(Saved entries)
-- Begin --

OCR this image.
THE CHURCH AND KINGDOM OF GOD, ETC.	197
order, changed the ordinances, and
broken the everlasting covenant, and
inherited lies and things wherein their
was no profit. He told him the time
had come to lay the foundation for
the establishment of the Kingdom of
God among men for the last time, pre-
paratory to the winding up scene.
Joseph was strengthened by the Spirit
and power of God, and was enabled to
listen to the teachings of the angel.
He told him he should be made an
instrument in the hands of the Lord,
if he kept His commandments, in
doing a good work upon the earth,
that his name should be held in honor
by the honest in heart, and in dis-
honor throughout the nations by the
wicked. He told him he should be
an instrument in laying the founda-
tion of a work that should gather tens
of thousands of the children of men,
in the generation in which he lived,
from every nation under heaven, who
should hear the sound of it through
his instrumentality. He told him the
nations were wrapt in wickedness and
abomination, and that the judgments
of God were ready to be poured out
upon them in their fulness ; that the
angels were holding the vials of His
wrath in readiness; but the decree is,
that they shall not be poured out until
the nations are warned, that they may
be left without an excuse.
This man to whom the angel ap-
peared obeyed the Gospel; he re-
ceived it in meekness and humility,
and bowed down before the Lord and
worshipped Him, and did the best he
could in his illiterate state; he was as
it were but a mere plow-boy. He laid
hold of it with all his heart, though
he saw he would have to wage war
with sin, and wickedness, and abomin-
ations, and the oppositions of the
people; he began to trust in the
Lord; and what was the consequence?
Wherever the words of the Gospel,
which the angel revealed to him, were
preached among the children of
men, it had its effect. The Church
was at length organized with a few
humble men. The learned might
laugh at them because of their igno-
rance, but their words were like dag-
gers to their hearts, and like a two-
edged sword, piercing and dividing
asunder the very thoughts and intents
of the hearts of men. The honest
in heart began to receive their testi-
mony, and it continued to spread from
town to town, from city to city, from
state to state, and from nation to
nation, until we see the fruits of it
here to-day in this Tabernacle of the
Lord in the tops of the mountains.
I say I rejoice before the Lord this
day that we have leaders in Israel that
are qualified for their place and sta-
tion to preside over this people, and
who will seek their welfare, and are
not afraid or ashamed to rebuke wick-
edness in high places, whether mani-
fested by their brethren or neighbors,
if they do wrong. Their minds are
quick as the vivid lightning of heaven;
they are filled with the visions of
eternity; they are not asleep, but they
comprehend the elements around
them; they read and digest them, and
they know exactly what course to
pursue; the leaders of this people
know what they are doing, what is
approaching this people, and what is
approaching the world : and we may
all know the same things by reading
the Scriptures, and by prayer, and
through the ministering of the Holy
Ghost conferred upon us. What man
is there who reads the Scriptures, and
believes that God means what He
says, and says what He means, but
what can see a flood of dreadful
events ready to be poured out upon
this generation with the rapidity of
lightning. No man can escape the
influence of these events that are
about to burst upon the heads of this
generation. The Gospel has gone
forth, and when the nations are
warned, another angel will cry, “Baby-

-- End --

**What you need to do**. The records above should be repeated in full, exactly as given.

**Answer in full**.
OCR this image.
THE CHURCH AND KINGDOM OF GOD, ETC.	197
order, changed the ordinances, and
broken the everlasting covenant, and
inherited lies and things wherein their
was no profit. He told him the time
had come to lay the foundation for
the establishment of the Kingdom of
God among men for the last time, pre-
paratory to the winding up scene.
Joseph was strengthened by the Spirit
and power of God, and was enabled to
listen to the teachings of the angel.
He told him he should be made an
instrument in the hands of the Lord,
if he kept His commandments, in
doing a good work upon the earth,
that his name should be held in honor
by the honest in heart, and in dis-
honor throughout the nations by the
wicked. He told him he should be
an instrument in laying the founda-
tion of a work that should gather tens
of thousands of the children of men,
in the generation in which he lived,
from every nation under heaven, who
should hear the sound of it through
his instrumentality. He told him the
nations were wrapt in wickedness and
abomination, and that the judgments
of God were ready to be poured out
upon them in their fulness ; that the
angels were holding the vials of His
wrath in readiness; but the decree is,
that they shall not be poured out until
the nations are warned, that they may
be left without an excuse.
This man to whom the angel ap-
peared obeyed the Gospel; he re-
ceived it in meekness and humility,
and bowed down before the Lord and
worshipped Him, and did the best he
could in his illiterate state; he was as
it were but a mere plow-boy. He laid
hold of it with all his heart, though
he saw he would have to wage war
with sin, and wickedness, and abomin-
ations, and the oppositions of the
people; he began to trust in the
Lord; and what was the consequence?
Wherever the words of the Gospel,
which the angel revealed to him, were
preached among the children of
men, it had its effect. The Church
was at length organized with a few
humble men. The learned might
laugh at them because of their igno-
rance, but their words were like dag-
gers to their hearts, and like a two-
edged sword, piercing and dividing
asunder the very thoughts and intents
of the hearts of men. The honest
in heart began to receive their testi-
mony, and it continued to spread from
town to town, from city to city, from
state to state, and from nation to
nation, until we see the fruits of it
here to-day in this Tabernacle of the
Lord in the tops of the mountains.
I say I rejoice before the Lord this
day that we have leaders in Israel that
are qualified for their place and sta-
tion to preside over this people, and
who will seek their welfare, and are
not afraid or ashamed to rebuke wick-
edness in high places, whether mani-
fested by their brethren or neighbors,
if they do wrong. Their minds are
quick as the vivid lightning of heaven;
they are filled with the visions of
eternity; they are not asleep, but they
comprehend the elements around
them; they read and digest them, and
they know exactly what course to
pursue; the leaders of this people
know what they are doing, what is
approaching this people, and what is
approaching the world : and we may
all know the same things by reading
the Scriptures, and by prayer, and
through the ministering of the Holy
Ghost conferred upon us. What man
is there who reads the Scriptures, and
believes that God means what He
says, and says what He means, but
what can see a flood of dreadful
events ready to be poured out upon
this generation with the rapidity of
lightning. No man can escape the
influence of these events that are
about to burst upon the heads of this
generation. The Gospel has gone
forth, and when the nations are
warned, another angel will cry, “Baby-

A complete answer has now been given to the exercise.